*Description of the task*
Say how many lines include "不锈粗钢", with no words around the number.

*Data rows*
* * *

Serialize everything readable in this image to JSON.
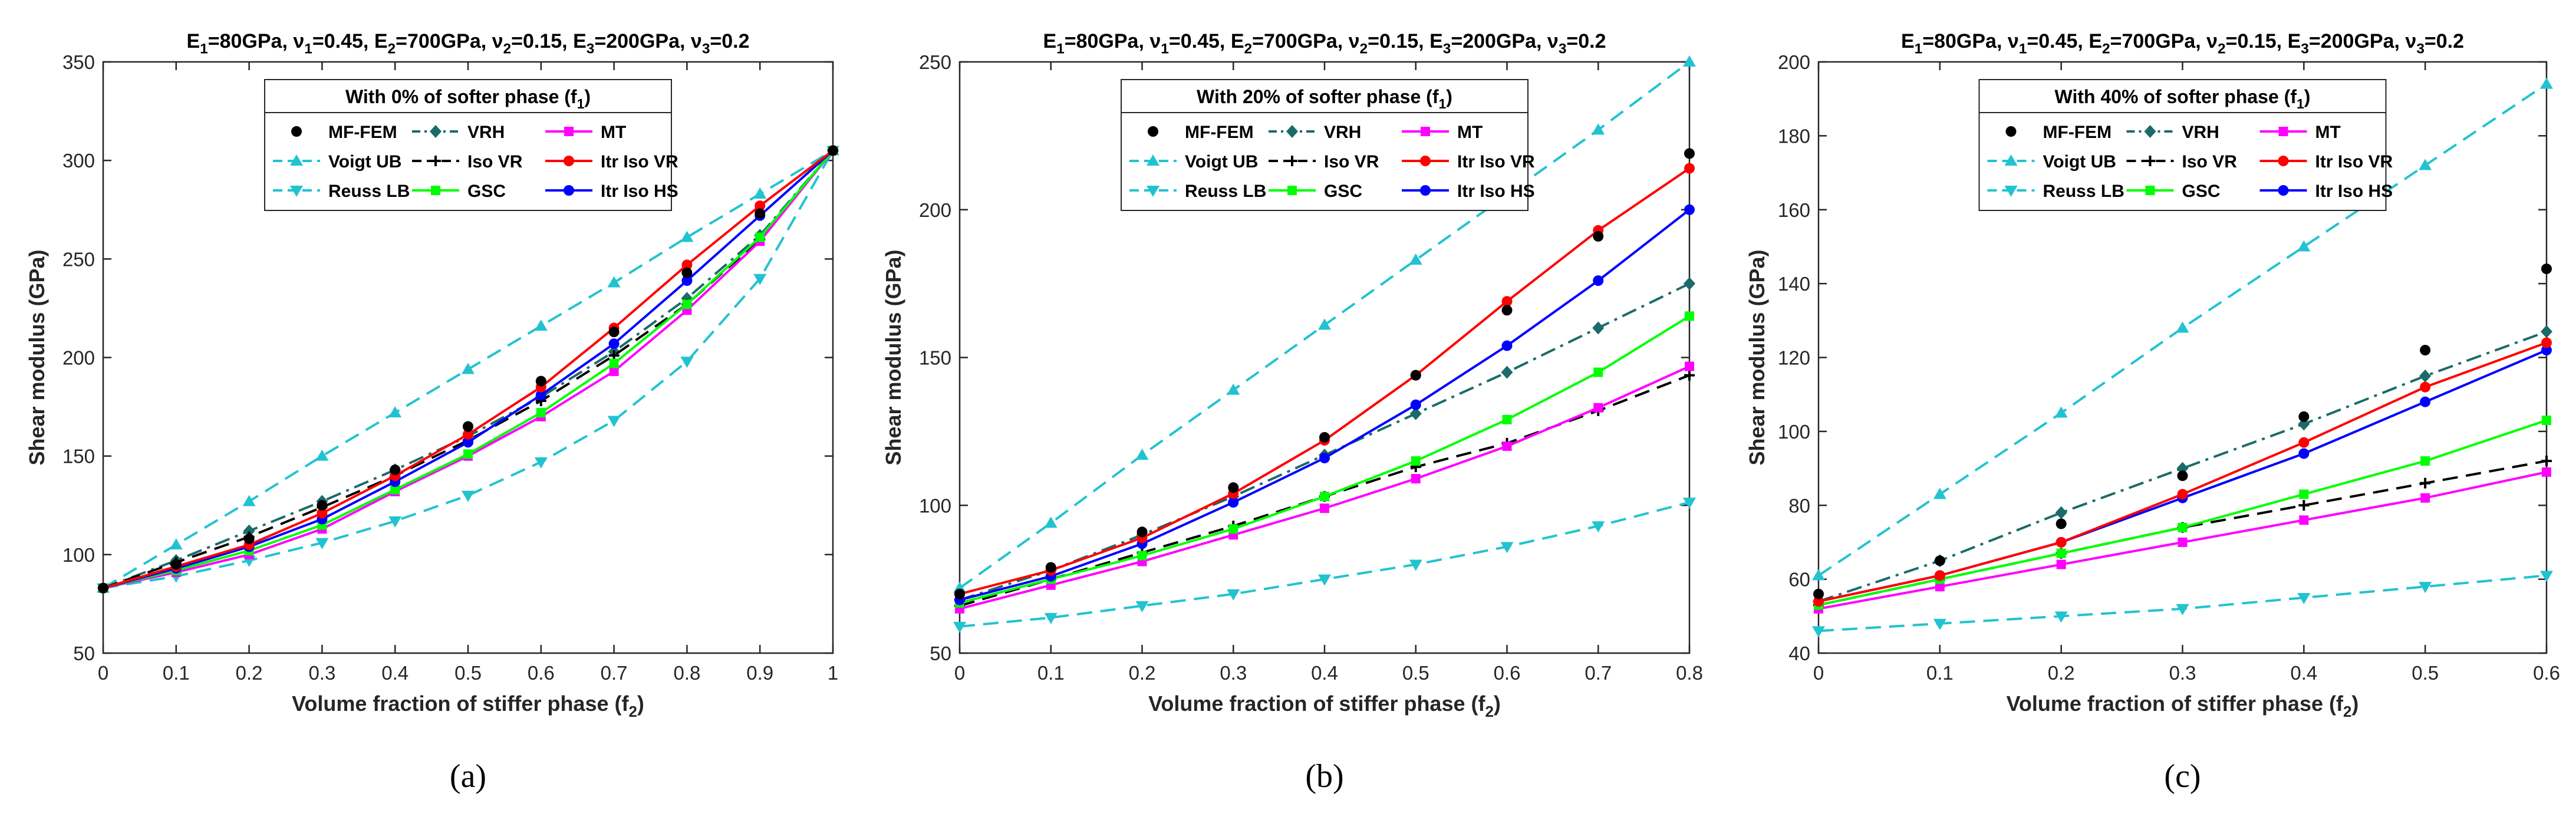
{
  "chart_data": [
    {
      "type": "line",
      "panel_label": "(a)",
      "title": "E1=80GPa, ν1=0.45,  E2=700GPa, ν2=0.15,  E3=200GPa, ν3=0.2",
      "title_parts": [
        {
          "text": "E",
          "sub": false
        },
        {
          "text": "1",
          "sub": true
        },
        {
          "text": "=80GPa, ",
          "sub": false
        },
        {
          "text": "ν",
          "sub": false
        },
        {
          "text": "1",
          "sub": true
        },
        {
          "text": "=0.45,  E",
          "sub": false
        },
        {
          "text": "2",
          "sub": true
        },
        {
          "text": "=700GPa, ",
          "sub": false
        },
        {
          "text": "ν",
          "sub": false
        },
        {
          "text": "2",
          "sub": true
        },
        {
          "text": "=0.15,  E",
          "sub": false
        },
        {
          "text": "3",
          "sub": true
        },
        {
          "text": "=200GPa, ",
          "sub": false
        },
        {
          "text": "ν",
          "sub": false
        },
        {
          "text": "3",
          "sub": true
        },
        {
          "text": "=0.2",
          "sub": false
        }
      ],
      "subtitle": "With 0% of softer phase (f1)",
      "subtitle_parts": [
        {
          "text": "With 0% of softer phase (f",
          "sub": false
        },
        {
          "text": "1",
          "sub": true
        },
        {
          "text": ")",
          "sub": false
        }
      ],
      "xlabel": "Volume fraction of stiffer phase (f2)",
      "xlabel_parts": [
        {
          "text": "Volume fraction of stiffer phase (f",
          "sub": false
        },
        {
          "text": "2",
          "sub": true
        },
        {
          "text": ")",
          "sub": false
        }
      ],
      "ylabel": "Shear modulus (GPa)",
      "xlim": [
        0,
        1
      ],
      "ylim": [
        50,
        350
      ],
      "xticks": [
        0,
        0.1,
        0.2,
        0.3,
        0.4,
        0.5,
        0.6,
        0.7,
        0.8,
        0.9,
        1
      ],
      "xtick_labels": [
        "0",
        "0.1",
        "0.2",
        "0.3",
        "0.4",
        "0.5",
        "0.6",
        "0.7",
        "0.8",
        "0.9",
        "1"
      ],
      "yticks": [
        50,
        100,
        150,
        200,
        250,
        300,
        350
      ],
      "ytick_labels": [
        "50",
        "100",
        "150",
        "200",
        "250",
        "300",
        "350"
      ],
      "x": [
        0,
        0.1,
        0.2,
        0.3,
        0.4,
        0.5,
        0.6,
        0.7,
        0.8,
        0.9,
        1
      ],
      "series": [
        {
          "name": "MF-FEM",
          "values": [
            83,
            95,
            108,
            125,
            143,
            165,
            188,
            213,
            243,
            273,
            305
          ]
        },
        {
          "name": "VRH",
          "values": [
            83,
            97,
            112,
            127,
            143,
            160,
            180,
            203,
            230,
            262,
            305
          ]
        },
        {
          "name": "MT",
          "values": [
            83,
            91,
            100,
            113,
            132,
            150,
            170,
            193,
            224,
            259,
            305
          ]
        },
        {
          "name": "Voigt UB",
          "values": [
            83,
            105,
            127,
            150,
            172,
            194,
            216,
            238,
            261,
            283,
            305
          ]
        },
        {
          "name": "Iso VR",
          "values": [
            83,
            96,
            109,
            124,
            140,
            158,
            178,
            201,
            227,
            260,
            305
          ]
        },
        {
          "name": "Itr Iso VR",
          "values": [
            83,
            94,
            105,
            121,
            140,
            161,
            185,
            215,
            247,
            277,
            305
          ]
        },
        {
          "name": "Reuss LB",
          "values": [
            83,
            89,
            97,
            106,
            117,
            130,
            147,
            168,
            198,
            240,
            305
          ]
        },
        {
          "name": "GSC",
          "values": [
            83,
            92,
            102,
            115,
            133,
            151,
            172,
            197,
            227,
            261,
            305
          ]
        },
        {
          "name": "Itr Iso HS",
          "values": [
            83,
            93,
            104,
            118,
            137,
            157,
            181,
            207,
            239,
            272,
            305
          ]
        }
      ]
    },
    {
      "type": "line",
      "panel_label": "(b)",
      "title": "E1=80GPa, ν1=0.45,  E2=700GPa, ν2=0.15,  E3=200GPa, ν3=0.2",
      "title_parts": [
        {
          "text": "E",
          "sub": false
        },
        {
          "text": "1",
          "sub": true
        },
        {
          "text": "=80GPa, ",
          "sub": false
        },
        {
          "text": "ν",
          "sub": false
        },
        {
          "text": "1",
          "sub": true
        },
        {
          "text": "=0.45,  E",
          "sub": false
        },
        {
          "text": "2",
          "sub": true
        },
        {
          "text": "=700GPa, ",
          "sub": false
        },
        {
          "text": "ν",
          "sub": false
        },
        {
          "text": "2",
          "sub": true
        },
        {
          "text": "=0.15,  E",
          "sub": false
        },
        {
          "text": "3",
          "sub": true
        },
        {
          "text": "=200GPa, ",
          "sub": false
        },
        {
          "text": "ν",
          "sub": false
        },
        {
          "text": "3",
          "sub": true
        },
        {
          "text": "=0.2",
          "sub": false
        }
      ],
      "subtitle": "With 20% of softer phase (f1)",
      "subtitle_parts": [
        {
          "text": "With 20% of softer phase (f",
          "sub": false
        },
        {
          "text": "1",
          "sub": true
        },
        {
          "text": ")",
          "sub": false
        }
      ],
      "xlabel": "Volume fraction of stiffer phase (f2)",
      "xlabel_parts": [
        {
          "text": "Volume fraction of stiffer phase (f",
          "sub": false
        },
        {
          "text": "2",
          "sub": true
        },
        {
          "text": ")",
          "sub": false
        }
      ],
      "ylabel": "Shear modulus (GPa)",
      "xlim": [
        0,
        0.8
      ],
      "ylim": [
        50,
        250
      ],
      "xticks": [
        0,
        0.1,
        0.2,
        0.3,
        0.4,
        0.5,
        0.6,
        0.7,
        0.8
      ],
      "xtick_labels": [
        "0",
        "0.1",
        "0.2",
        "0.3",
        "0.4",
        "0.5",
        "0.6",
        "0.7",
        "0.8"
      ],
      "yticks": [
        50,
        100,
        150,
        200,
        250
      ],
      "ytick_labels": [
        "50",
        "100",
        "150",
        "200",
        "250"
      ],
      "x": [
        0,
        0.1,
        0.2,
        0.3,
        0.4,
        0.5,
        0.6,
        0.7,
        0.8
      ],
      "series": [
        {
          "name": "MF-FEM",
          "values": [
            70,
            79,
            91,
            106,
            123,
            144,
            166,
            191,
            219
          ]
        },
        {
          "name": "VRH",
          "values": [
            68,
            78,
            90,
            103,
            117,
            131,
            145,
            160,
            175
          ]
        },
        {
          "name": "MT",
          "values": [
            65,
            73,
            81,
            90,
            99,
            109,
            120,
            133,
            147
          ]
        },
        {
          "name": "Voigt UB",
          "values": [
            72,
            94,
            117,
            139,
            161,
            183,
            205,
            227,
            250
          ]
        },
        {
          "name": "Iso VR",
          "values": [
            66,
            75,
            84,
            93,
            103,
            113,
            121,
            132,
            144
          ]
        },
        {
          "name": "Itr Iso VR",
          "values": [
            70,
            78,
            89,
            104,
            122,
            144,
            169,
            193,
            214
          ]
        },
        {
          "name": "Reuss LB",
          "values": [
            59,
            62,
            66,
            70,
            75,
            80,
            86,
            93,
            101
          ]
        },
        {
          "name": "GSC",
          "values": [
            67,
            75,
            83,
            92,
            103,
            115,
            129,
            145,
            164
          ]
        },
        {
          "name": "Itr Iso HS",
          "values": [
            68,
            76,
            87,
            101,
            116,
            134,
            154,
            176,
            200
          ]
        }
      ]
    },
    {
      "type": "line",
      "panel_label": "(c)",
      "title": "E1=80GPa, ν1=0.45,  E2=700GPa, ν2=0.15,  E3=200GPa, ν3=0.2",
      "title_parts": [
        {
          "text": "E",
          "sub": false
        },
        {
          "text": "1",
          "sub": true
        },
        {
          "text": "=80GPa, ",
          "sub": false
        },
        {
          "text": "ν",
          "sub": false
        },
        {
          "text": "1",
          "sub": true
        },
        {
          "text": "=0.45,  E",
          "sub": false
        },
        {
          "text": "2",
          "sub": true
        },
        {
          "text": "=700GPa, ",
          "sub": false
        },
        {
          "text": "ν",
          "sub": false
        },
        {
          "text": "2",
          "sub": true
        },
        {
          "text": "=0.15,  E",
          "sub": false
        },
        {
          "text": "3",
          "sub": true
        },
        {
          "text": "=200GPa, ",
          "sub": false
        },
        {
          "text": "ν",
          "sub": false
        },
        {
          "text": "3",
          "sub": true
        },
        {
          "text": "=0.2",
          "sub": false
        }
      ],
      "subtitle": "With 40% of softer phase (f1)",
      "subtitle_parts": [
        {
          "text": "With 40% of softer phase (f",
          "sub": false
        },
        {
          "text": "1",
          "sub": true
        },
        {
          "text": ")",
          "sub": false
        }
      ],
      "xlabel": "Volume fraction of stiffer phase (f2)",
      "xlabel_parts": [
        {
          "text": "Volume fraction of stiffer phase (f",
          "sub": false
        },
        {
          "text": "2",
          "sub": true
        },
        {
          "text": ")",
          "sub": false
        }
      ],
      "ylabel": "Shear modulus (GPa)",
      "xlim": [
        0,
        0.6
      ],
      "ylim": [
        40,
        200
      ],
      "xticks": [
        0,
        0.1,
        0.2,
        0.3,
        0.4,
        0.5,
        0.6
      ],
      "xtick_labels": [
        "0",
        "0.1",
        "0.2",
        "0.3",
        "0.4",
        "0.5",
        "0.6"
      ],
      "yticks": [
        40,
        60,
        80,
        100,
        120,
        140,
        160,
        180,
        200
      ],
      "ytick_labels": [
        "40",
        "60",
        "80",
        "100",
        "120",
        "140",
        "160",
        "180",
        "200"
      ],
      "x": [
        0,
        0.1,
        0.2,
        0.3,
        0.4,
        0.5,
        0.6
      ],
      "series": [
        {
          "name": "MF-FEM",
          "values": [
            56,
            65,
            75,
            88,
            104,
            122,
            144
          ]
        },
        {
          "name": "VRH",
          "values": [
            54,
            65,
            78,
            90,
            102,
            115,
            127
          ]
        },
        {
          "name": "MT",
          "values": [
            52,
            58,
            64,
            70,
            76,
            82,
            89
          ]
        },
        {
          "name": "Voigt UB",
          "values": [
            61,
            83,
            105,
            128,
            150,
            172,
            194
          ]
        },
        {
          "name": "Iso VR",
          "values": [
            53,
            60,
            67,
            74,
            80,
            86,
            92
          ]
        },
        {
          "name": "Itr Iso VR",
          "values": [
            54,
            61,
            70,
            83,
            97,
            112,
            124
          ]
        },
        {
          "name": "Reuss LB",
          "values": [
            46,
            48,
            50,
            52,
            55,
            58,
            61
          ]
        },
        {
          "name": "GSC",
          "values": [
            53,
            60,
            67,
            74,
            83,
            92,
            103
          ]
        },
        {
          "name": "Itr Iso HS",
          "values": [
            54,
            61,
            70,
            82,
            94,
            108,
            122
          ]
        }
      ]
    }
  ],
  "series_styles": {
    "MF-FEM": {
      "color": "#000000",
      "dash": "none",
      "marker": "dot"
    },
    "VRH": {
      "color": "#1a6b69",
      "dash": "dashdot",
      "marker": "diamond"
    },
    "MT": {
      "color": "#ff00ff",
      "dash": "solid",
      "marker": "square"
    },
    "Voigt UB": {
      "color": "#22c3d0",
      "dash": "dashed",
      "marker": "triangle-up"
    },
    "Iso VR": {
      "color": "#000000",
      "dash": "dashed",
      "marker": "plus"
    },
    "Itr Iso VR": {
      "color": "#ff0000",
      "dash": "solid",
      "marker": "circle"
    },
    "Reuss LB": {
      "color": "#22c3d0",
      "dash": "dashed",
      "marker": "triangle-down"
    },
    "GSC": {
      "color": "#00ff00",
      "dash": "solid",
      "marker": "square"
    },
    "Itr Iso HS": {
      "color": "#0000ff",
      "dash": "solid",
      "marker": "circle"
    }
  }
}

* * *

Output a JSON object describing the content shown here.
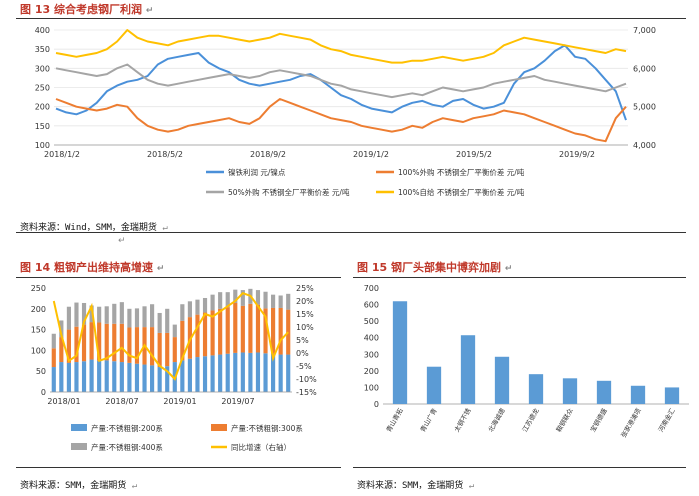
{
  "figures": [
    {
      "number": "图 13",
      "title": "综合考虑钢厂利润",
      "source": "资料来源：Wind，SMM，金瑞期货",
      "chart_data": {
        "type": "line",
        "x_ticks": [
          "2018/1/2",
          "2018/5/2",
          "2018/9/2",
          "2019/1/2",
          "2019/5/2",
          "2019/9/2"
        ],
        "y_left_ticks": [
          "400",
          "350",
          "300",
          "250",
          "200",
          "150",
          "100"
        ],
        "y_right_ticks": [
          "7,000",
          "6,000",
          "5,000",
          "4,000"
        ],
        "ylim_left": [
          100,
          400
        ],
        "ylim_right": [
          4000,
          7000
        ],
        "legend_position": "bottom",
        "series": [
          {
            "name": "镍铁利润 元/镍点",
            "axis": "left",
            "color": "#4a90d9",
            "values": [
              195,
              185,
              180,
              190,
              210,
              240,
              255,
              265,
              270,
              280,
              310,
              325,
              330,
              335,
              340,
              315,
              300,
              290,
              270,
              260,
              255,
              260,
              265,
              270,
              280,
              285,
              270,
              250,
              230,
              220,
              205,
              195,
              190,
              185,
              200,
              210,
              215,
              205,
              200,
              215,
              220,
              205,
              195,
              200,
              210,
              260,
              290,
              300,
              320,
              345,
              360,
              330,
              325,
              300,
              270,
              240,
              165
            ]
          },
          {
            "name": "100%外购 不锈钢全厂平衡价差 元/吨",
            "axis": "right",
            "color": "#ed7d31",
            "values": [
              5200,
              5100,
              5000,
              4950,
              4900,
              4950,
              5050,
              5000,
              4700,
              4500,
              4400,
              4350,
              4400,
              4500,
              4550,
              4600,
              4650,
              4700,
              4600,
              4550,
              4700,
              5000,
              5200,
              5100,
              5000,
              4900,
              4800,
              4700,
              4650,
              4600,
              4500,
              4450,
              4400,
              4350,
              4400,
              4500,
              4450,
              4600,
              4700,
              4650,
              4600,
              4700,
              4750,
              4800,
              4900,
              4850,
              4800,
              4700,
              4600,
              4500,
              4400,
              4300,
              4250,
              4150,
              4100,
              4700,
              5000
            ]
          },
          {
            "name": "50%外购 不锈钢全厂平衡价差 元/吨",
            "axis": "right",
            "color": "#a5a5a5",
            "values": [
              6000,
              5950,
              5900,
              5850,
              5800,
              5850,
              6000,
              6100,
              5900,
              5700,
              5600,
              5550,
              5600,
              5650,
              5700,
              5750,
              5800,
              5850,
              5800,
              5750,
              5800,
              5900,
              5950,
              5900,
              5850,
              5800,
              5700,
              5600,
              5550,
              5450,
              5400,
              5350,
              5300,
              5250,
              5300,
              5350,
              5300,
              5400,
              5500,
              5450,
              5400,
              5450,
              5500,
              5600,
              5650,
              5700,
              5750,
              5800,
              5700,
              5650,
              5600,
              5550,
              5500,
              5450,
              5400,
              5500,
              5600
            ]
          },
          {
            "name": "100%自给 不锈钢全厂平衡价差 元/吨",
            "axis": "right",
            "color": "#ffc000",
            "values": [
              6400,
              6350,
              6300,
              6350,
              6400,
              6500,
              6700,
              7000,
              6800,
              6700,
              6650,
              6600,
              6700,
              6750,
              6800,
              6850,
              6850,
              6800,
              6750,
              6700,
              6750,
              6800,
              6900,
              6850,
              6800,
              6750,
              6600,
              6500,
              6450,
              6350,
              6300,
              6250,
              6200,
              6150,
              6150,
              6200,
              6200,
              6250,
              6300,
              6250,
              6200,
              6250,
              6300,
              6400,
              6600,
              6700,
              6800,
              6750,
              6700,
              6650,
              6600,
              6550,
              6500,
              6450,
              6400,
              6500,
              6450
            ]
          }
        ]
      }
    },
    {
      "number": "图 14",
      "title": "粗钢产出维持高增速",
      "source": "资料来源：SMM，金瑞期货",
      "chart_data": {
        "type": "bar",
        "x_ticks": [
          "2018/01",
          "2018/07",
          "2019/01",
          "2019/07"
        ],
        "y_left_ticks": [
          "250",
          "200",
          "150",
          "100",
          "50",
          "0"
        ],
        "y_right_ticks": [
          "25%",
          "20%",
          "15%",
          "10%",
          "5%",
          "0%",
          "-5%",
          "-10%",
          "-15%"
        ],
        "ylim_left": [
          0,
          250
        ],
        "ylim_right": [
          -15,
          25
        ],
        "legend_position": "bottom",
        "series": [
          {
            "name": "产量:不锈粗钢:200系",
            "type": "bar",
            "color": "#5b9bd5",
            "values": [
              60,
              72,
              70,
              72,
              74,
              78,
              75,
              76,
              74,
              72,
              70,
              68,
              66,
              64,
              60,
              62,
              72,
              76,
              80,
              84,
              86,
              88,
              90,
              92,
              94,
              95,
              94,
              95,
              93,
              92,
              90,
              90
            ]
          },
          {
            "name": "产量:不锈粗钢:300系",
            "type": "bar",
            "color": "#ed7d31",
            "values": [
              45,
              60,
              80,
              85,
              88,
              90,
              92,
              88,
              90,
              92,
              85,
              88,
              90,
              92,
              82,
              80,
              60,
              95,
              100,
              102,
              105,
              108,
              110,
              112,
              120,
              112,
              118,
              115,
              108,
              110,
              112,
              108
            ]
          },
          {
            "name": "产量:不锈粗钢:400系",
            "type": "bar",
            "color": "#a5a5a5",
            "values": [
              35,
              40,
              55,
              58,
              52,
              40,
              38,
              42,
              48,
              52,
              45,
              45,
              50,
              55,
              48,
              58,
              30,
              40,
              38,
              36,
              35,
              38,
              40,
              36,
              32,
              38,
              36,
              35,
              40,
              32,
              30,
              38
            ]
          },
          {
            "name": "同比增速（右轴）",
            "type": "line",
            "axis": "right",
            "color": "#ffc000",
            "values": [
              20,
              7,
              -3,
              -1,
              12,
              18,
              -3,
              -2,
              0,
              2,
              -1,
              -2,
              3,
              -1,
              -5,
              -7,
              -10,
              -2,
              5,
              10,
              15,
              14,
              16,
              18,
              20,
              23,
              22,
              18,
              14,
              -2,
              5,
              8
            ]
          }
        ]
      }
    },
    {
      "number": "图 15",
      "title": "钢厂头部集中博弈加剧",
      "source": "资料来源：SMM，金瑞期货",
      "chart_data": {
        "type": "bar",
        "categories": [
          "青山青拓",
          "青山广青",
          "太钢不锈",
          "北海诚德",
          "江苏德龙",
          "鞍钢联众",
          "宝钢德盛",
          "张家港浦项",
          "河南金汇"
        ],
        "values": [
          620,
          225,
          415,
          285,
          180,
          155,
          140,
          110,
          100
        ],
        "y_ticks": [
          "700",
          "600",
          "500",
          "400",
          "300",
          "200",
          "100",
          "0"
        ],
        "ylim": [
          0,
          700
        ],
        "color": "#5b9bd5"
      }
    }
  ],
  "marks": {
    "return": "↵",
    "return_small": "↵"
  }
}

* * *

*Worked solution*
3